WHAT IS NEEDED
Copy the data exactly as it appears, and do not include any pictures.

THE RECORDS
"""

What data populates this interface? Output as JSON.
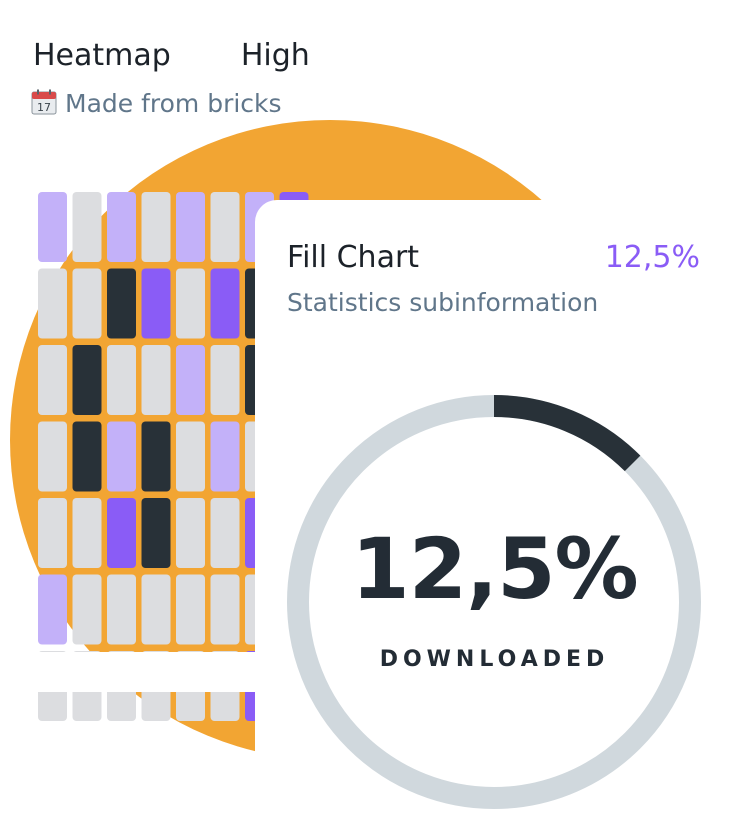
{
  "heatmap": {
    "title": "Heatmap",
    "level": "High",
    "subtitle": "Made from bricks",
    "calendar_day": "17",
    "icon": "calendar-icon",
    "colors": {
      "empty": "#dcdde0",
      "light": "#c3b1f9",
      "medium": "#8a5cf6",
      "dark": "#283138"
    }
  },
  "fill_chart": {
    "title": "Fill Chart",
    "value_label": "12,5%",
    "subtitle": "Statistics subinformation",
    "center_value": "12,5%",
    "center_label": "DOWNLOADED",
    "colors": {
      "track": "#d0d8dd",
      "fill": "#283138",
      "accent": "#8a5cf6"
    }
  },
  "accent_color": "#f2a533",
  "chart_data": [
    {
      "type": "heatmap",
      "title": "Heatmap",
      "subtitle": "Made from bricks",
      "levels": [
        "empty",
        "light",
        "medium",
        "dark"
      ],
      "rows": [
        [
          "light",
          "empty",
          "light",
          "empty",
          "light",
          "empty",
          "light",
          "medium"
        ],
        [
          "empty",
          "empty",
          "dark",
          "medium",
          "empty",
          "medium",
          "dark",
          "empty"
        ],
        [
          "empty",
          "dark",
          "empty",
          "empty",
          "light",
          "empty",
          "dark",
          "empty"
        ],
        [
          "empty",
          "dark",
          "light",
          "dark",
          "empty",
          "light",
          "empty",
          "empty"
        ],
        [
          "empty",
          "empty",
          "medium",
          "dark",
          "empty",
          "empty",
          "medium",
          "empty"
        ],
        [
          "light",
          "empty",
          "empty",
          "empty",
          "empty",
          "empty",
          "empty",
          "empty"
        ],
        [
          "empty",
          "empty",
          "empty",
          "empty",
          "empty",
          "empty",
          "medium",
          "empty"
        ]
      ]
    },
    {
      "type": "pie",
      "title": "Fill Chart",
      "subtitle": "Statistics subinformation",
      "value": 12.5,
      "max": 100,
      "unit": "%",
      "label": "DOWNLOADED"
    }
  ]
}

"""

WORKED SOLUTION
What data populates this interface? Output as JSON.
{
  "heatmap": {
    "title": "Heatmap",
    "level": "High",
    "subtitle": "Made from bricks",
    "calendar_day": "17",
    "icon": "calendar-icon",
    "colors": {
      "empty": "#dcdde0",
      "light": "#c3b1f9",
      "medium": "#8a5cf6",
      "dark": "#283138"
    }
  },
  "fill_chart": {
    "title": "Fill Chart",
    "value_label": "12,5%",
    "subtitle": "Statistics subinformation",
    "center_value": "12,5%",
    "center_label": "DOWNLOADED",
    "colors": {
      "track": "#d0d8dd",
      "fill": "#283138",
      "accent": "#8a5cf6"
    }
  },
  "accent_color": "#f2a533",
  "chart_data": [
    {
      "type": "heatmap",
      "title": "Heatmap",
      "subtitle": "Made from bricks",
      "levels": [
        "empty",
        "light",
        "medium",
        "dark"
      ],
      "rows": [
        [
          "light",
          "empty",
          "light",
          "empty",
          "light",
          "empty",
          "light",
          "medium"
        ],
        [
          "empty",
          "empty",
          "dark",
          "medium",
          "empty",
          "medium",
          "dark",
          "empty"
        ],
        [
          "empty",
          "dark",
          "empty",
          "empty",
          "light",
          "empty",
          "dark",
          "empty"
        ],
        [
          "empty",
          "dark",
          "light",
          "dark",
          "empty",
          "light",
          "empty",
          "empty"
        ],
        [
          "empty",
          "empty",
          "medium",
          "dark",
          "empty",
          "empty",
          "medium",
          "empty"
        ],
        [
          "light",
          "empty",
          "empty",
          "empty",
          "empty",
          "empty",
          "empty",
          "empty"
        ],
        [
          "empty",
          "empty",
          "empty",
          "empty",
          "empty",
          "empty",
          "medium",
          "empty"
        ]
      ]
    },
    {
      "type": "pie",
      "title": "Fill Chart",
      "subtitle": "Statistics subinformation",
      "value": 12.5,
      "max": 100,
      "unit": "%",
      "label": "DOWNLOADED"
    }
  ]
}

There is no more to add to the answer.